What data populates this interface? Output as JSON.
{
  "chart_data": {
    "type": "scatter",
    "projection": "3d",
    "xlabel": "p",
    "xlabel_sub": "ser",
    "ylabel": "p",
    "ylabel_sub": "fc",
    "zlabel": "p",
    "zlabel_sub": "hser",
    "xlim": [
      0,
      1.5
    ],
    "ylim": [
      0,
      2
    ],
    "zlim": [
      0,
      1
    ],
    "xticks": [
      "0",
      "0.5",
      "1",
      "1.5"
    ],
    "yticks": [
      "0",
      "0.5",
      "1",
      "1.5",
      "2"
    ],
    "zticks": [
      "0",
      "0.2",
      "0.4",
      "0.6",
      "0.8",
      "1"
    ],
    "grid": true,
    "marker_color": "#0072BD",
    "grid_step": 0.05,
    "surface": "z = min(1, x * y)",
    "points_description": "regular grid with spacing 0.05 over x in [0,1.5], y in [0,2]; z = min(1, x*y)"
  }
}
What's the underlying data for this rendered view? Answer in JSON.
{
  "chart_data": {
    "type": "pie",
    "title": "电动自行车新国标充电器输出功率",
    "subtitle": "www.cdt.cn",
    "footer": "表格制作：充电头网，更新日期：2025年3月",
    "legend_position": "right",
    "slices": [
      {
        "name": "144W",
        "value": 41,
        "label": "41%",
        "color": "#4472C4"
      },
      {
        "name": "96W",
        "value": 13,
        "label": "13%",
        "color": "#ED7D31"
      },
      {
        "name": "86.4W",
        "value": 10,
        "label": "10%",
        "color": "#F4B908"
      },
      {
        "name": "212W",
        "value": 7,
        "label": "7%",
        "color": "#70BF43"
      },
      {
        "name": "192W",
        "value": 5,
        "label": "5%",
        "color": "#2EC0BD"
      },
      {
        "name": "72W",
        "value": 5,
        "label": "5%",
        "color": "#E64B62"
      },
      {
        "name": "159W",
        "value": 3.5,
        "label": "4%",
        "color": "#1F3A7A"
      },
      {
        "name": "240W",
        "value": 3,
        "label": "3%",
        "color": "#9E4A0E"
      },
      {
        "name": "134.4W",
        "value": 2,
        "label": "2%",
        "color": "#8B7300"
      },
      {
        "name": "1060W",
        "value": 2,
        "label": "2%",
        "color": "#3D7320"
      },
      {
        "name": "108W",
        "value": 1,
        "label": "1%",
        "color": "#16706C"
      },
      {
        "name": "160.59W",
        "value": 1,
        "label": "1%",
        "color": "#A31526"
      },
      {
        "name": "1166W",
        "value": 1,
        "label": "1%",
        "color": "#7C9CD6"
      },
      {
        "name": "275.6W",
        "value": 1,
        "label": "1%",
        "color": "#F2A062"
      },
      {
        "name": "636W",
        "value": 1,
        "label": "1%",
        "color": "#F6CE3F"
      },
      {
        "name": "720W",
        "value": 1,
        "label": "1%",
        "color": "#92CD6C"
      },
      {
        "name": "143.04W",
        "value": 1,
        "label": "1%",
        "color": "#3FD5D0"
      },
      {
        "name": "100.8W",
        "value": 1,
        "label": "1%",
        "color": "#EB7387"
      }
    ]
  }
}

_ _ _ _

Short exercise
Every line that holds the word "this" should be extracted.

Result of the task
What data populates this interface? Output as JSON.
What's the underlying data for this rendered view? Answer in JSON.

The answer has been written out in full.